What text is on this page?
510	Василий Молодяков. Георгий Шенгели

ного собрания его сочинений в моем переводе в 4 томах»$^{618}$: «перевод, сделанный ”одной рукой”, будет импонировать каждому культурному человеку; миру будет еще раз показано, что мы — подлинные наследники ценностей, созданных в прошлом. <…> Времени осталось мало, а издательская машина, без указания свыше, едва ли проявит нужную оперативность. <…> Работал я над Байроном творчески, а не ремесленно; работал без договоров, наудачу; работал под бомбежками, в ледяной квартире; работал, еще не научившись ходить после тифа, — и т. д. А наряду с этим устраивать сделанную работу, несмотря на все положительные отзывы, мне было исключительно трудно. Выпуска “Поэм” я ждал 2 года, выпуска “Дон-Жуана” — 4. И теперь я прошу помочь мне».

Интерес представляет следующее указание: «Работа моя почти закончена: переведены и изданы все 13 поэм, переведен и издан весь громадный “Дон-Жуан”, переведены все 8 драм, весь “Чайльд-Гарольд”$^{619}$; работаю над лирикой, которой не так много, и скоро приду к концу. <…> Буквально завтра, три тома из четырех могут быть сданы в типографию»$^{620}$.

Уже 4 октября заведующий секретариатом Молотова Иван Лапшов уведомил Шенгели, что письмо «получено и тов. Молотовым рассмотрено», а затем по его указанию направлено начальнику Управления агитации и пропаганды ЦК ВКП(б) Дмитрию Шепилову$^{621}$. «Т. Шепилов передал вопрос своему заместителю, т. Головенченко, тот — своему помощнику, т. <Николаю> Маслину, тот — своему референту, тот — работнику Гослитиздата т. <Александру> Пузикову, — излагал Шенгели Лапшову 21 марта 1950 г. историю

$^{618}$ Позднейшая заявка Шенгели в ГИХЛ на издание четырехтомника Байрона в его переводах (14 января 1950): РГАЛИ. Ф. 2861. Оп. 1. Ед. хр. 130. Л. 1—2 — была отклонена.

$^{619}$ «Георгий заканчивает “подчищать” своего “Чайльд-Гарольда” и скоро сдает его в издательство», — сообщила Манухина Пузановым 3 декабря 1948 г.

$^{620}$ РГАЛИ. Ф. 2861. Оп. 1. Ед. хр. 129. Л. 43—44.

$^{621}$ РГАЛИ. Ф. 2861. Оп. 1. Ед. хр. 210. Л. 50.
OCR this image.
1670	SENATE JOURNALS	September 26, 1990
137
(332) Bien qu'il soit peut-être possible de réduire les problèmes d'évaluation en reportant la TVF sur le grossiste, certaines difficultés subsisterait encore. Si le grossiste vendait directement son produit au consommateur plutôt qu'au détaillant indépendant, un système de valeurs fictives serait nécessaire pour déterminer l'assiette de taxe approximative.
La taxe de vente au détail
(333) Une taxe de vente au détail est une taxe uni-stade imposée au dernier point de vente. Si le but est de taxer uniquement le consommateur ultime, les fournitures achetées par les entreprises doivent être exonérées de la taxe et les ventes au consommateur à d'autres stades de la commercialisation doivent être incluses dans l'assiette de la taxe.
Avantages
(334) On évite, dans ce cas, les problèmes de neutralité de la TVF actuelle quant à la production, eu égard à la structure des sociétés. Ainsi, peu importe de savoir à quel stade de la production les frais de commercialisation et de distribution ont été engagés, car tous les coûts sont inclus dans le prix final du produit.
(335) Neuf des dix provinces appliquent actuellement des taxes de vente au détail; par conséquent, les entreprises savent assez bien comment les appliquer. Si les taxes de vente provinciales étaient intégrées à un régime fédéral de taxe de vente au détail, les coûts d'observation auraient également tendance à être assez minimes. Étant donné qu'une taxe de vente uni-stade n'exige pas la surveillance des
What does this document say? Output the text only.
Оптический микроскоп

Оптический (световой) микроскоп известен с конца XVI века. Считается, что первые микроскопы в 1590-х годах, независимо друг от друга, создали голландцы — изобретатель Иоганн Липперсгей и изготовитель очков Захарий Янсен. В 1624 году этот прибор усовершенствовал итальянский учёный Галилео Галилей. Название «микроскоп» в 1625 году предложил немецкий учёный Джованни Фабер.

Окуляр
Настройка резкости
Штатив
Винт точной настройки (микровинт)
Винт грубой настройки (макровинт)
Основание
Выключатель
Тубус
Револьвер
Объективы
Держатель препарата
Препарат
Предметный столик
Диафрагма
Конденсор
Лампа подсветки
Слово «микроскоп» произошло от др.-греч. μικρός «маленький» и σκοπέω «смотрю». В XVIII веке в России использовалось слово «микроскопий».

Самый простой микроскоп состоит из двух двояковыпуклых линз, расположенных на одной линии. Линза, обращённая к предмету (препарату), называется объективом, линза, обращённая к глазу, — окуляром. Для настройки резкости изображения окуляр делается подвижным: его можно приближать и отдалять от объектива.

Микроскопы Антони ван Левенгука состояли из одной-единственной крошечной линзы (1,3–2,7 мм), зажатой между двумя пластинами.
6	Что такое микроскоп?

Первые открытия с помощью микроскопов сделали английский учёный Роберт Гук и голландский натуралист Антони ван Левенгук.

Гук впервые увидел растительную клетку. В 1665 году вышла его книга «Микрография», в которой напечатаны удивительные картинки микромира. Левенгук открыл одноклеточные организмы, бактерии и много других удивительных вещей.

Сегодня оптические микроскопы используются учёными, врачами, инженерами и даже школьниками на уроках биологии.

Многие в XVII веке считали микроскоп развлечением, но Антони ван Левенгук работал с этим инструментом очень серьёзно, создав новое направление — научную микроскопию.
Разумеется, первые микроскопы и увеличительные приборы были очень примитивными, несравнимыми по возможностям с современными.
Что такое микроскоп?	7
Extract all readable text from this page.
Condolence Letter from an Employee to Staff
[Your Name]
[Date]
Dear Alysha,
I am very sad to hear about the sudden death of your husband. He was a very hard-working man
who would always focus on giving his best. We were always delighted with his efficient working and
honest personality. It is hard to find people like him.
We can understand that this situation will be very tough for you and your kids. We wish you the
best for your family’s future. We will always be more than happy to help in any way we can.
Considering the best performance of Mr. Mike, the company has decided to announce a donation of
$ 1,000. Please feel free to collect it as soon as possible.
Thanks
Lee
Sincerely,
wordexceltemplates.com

----------------

§ **EXERCISE**
Track down the lines that include the word "такое" and copy them.

§ **WRITTEN SOLUTION**
6	Что такое микроскоп?
Что такое микроскоп?	7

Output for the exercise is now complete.